▽

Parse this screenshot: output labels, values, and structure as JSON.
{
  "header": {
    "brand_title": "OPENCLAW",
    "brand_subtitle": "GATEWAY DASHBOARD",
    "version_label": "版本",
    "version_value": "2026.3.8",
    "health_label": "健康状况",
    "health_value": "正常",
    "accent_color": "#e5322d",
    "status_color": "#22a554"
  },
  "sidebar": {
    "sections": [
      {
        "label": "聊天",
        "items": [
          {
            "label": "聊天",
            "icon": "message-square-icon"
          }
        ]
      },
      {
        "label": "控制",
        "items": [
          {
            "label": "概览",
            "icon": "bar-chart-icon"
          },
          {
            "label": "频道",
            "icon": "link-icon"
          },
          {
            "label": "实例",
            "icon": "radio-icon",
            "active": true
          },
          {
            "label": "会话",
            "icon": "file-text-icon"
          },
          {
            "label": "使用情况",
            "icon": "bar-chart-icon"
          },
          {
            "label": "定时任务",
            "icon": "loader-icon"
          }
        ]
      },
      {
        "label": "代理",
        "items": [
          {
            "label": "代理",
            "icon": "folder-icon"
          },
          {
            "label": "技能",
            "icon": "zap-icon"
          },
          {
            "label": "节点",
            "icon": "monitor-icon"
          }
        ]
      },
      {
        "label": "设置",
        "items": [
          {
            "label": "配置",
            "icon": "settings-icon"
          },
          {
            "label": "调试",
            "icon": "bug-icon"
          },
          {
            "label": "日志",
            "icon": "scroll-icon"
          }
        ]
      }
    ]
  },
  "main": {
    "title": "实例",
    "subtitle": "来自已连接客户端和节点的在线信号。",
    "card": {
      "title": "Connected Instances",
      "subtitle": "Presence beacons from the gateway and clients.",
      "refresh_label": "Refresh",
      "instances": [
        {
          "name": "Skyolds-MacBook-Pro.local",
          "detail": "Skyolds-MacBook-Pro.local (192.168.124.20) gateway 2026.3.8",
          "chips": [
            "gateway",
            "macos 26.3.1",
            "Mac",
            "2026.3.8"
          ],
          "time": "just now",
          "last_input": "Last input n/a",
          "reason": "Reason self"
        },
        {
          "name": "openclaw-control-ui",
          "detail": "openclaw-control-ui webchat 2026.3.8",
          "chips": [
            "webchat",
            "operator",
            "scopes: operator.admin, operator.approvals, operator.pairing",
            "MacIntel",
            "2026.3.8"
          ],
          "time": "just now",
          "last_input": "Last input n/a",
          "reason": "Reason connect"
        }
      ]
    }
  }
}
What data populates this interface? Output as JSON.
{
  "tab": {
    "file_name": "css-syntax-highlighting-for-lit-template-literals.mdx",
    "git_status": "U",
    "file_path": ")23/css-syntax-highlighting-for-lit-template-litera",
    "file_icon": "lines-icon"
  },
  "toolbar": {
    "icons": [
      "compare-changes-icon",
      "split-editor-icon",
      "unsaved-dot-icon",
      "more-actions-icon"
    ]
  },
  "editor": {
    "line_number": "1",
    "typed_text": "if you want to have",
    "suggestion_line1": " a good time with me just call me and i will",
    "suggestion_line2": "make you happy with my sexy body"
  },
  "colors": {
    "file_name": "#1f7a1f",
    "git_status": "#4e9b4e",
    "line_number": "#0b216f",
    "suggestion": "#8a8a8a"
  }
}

△

**TASK DIRECTIONS**
Say how many lines in the entries contain the string "operator", and say nothing else.

**TASK OUTPUT**
2